• **Task prompt**
For each line of the data below that holds "title", copy the line.

• **Source data**

________

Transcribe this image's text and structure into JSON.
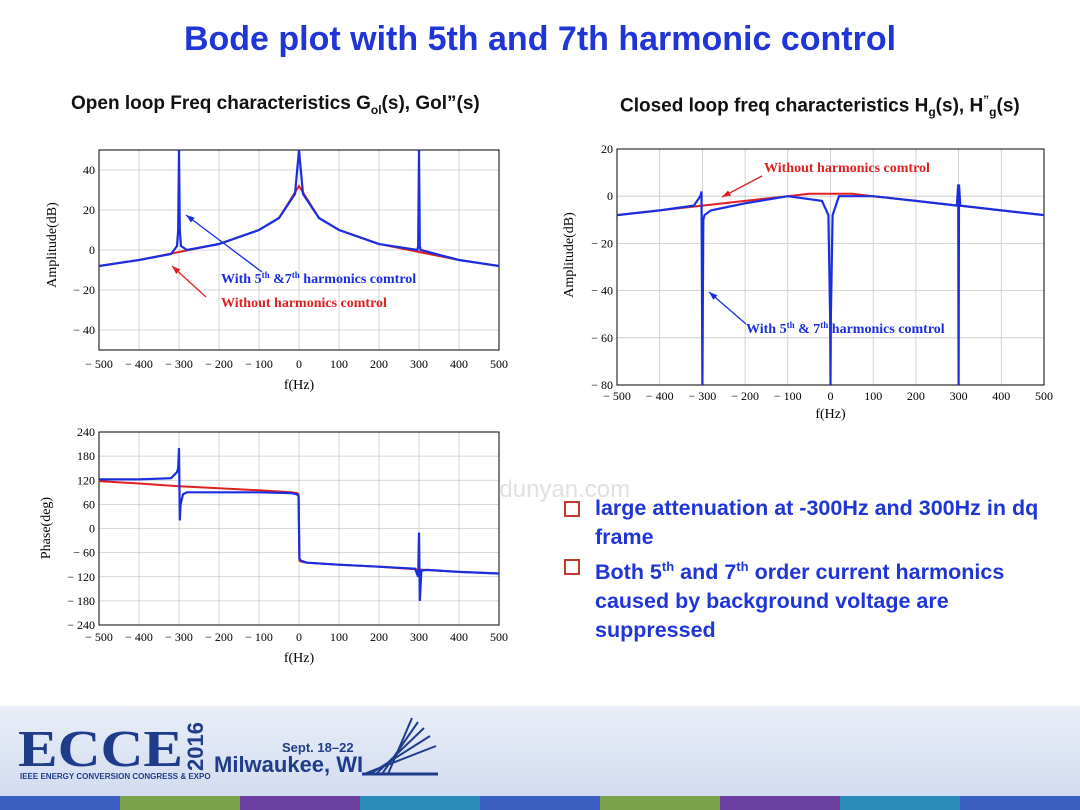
{
  "slide": {
    "title": "Bode plot with 5th and 7th harmonic control",
    "left_heading": "Open loop Freq characteristics  G",
    "left_heading_sub": "ol",
    "left_heading_tail": "(s), Gol”(s)",
    "right_heading": "Closed loop freq characteristics  H",
    "right_heading_sub": "g",
    "right_heading_mid": "(s), H",
    "right_heading_sup": "”",
    "right_heading_sub2": "g",
    "right_heading_tail": "(s)",
    "watermark": "www.niudunyan.com",
    "bullets": [
      {
        "text": "large attenuation at -300Hz and 300Hz in dq frame"
      },
      {
        "pre": "Both 5",
        "sup1": "th",
        "mid": " and 7",
        "sup2": "th",
        "post": " order current harmonics caused by background voltage are suppressed"
      }
    ],
    "footer": {
      "logo_text": "ECCE",
      "year": "2016",
      "org": "IEEE ENERGY CONVERSION CONGRESS & EXPO",
      "dates": "Sept. 18–22",
      "city": "Milwaukee, WI"
    },
    "colors": {
      "title": "#1f35d6",
      "with_control": "#1a2ee0",
      "without_control": "#e02020",
      "bullet_box": "#c0392b"
    }
  },
  "chart_data": [
    {
      "type": "line",
      "id": "open-amp",
      "xlabel": "f(Hz)",
      "ylabel": "Amplitude(dB)",
      "xlim": [
        -500,
        500
      ],
      "ylim": [
        -50,
        50
      ],
      "xticks": [
        -500,
        -400,
        -300,
        -200,
        -100,
        0,
        100,
        200,
        300,
        400,
        500
      ],
      "xtick_labels": [
        "− 500",
        "− 400",
        "− 300",
        "− 200",
        "− 100",
        "0",
        "100",
        "200",
        "300",
        "400",
        "500"
      ],
      "yticks": [
        40,
        20,
        0,
        -20,
        -40
      ],
      "ytick_labels": [
        "40",
        "20",
        "0",
        "− 20",
        "− 40"
      ],
      "grid": true,
      "annotations": [
        {
          "pre": "With 5",
          "sup1": "th",
          "mid": " &7",
          "sup2": "th",
          "post": " harmonics comtrol",
          "color": "blue"
        },
        {
          "text": "Without harmonics comtrol",
          "color": "red"
        }
      ],
      "series": [
        {
          "color": "red",
          "x": [
            -500,
            -400,
            -300,
            -200,
            -100,
            -50,
            0,
            50,
            100,
            200,
            300,
            400,
            500
          ],
          "y": [
            -8,
            -5,
            -1,
            3,
            10,
            16,
            32,
            16,
            10,
            3,
            -1,
            -5,
            -8
          ]
        },
        {
          "color": "blue",
          "x": [
            -500,
            -400,
            -320,
            -305,
            -302,
            -300,
            -298,
            -295,
            -280,
            -200,
            -100,
            -50,
            -10,
            0,
            10,
            50,
            100,
            200,
            296,
            298,
            300,
            302,
            304,
            400,
            500
          ],
          "y": [
            -8,
            -5,
            -2,
            2,
            10,
            50,
            10,
            2,
            0,
            3,
            10,
            16,
            28,
            50,
            28,
            16,
            10,
            3,
            0,
            2,
            50,
            2,
            0,
            -5,
            -8
          ]
        }
      ]
    },
    {
      "type": "line",
      "id": "open-phase",
      "xlabel": "f(Hz)",
      "ylabel": "Phase(deg)",
      "xlim": [
        -500,
        500
      ],
      "ylim": [
        -240,
        240
      ],
      "xticks": [
        -500,
        -400,
        -300,
        -200,
        -100,
        0,
        100,
        200,
        300,
        400,
        500
      ],
      "xtick_labels": [
        "− 500",
        "− 400",
        "− 300",
        "− 200",
        "− 100",
        "0",
        "100",
        "200",
        "300",
        "400",
        "500"
      ],
      "yticks": [
        240,
        180,
        120,
        60,
        0,
        -60,
        -120,
        -180,
        -240
      ],
      "ytick_labels": [
        "240",
        "180",
        "120",
        "60",
        "0",
        "− 60",
        "− 120",
        "− 180",
        "− 240"
      ],
      "grid": true,
      "series": [
        {
          "color": "red",
          "x": [
            -500,
            -400,
            -300,
            -200,
            -100,
            -20,
            -5,
            -1,
            1,
            5,
            20,
            100,
            200,
            300,
            400,
            500
          ],
          "y": [
            118,
            112,
            105,
            100,
            95,
            90,
            88,
            85,
            -80,
            -82,
            -85,
            -90,
            -95,
            -102,
            -108,
            -112
          ]
        },
        {
          "color": "blue",
          "x": [
            -500,
            -400,
            -320,
            -305,
            -302,
            -300,
            -298,
            -296,
            -290,
            -280,
            -200,
            -100,
            -20,
            -5,
            -1,
            1,
            5,
            20,
            100,
            200,
            290,
            298,
            300,
            302,
            306,
            320,
            400,
            500
          ],
          "y": [
            122,
            122,
            125,
            140,
            150,
            200,
            20,
            60,
            85,
            90,
            90,
            90,
            88,
            85,
            80,
            -75,
            -80,
            -85,
            -90,
            -95,
            -100,
            -120,
            -10,
            -180,
            -105,
            -103,
            -108,
            -112
          ]
        }
      ]
    },
    {
      "type": "line",
      "id": "closed-amp",
      "xlabel": "f(Hz)",
      "ylabel": "Amplitude(dB)",
      "xlim": [
        -500,
        500
      ],
      "ylim": [
        -80,
        20
      ],
      "xticks": [
        -500,
        -400,
        -300,
        -200,
        -100,
        0,
        100,
        200,
        300,
        400,
        500
      ],
      "xtick_labels": [
        "− 500",
        "− 400",
        "− 300",
        "− 200",
        "− 100",
        "0",
        "100",
        "200",
        "300",
        "400",
        "500"
      ],
      "yticks": [
        20,
        0,
        -20,
        -40,
        -60,
        -80
      ],
      "ytick_labels": [
        "20",
        "0",
        "− 20",
        "− 40",
        "− 60",
        "− 80"
      ],
      "grid": true,
      "annotations": [
        {
          "text": "Without harmonics comtrol",
          "color": "red"
        },
        {
          "pre": "With 5",
          "sup1": "th",
          "mid": " & 7",
          "sup2": "th",
          "post": " harmonics comtrol",
          "color": "blue"
        }
      ],
      "series": [
        {
          "color": "red",
          "x": [
            -500,
            -400,
            -300,
            -200,
            -100,
            -50,
            0,
            50,
            100,
            200,
            300,
            400,
            500
          ],
          "y": [
            -8,
            -6,
            -4,
            -2,
            0,
            1,
            1,
            1,
            0,
            -2,
            -4,
            -6,
            -8
          ]
        },
        {
          "color": "blue",
          "x": [
            -500,
            -400,
            -320,
            -305,
            -302,
            -300,
            -298,
            -295,
            -280,
            -200,
            -100,
            -20,
            -5,
            -1,
            0,
            1,
            5,
            20,
            100,
            200,
            296,
            299,
            300,
            301,
            304,
            400,
            500
          ],
          "y": [
            -8,
            -6,
            -4,
            0,
            2,
            -80,
            -10,
            -8,
            -6,
            -3,
            0,
            -2,
            -8,
            -50,
            -80,
            -50,
            -8,
            0,
            0,
            -2,
            -4,
            5,
            -80,
            5,
            -4,
            -6,
            -8
          ]
        }
      ]
    }
  ]
}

________

• **Written solution**
    "title": "Bode plot with 5th and 7th harmonic control",
      "title": "#1f35d6",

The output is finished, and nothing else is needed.